— Begin Stored records —
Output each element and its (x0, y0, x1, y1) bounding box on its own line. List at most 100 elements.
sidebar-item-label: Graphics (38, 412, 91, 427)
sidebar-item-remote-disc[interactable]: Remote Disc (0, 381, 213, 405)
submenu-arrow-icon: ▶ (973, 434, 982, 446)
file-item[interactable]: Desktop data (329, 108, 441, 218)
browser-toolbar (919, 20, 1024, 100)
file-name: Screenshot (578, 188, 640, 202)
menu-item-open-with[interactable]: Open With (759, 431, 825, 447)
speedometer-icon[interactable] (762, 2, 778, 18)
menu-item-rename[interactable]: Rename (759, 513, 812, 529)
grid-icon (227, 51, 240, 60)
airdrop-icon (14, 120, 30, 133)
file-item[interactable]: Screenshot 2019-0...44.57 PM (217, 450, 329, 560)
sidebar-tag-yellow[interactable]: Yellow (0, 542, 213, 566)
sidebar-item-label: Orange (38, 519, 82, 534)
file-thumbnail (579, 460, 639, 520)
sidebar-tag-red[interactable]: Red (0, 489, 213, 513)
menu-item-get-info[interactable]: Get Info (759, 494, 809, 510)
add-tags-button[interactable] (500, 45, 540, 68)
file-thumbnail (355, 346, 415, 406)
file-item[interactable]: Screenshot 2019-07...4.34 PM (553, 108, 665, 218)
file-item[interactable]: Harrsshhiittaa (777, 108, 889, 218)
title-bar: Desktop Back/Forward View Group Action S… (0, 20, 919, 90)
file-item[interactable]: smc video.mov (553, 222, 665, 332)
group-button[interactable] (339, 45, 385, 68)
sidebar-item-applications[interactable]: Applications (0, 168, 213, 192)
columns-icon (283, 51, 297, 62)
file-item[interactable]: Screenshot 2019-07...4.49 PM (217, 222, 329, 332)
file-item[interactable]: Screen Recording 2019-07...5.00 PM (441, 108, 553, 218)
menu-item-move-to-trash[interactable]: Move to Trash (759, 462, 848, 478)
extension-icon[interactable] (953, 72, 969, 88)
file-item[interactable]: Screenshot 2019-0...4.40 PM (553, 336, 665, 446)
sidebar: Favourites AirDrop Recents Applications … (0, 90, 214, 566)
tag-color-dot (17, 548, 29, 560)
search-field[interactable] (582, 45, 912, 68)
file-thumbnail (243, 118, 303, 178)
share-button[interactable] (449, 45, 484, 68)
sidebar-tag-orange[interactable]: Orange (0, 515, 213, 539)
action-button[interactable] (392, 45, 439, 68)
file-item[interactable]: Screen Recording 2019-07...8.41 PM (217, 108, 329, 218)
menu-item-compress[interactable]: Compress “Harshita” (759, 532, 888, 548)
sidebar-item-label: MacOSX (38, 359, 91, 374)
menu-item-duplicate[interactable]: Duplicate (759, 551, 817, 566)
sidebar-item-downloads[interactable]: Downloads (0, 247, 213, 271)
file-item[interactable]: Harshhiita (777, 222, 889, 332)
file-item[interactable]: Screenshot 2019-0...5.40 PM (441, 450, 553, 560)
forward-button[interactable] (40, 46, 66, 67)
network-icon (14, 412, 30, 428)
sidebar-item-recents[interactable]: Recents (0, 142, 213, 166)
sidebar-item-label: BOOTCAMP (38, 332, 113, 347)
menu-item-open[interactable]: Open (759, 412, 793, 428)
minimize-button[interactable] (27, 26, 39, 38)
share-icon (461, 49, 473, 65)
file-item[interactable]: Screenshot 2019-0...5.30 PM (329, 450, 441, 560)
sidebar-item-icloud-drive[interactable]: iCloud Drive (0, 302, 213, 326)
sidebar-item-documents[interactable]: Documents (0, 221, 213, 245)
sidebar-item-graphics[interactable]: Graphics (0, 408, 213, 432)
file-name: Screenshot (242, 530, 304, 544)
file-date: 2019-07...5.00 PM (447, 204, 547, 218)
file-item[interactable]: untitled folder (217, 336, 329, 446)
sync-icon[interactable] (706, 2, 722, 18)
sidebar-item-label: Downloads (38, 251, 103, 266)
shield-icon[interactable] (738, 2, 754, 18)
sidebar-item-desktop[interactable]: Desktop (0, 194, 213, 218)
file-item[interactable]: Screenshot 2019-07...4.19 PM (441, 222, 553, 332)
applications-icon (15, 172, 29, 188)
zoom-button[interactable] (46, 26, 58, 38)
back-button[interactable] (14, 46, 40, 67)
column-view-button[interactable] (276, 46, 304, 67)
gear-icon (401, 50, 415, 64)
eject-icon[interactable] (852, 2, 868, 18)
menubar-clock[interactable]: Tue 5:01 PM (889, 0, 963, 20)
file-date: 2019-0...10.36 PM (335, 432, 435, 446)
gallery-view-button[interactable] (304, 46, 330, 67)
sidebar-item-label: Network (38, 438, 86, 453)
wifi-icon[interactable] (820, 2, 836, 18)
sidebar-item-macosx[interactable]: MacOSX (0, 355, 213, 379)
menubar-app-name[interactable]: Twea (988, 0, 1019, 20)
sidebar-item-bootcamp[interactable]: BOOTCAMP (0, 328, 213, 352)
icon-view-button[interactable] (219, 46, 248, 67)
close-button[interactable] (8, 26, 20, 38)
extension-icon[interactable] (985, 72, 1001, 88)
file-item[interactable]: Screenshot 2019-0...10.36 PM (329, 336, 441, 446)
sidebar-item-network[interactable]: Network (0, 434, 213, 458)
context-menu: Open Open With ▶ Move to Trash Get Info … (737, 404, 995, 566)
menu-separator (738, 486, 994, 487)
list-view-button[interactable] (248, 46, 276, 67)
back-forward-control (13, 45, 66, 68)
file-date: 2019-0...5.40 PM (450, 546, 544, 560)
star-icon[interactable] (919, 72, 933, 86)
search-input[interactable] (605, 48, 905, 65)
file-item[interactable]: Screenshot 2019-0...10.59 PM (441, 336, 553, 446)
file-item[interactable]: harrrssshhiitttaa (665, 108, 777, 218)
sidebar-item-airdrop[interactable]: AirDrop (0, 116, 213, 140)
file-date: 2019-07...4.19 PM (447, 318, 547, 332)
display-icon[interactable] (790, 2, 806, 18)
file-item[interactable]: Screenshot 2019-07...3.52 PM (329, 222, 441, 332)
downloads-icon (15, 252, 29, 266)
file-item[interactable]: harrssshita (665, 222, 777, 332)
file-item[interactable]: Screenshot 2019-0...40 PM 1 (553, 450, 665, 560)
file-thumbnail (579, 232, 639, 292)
— End Stored records —
● Short task:
Reproduce the records verbatim, starting at the first line and stopping after the line that contains "file-name: Screenshot (578, 188, 640, 202)".

● Written answer:
Output each element and its (x0, y0, x1, y1) bounding box on its own line. List at most 100 elements.
sidebar-item-label: Graphics (38, 412, 91, 427)
sidebar-item-remote-disc[interactable]: Remote Disc (0, 381, 213, 405)
submenu-arrow-icon: ▶ (973, 434, 982, 446)
file-item[interactable]: Desktop data (329, 108, 441, 218)
browser-toolbar (919, 20, 1024, 100)
file-name: Screenshot (578, 188, 640, 202)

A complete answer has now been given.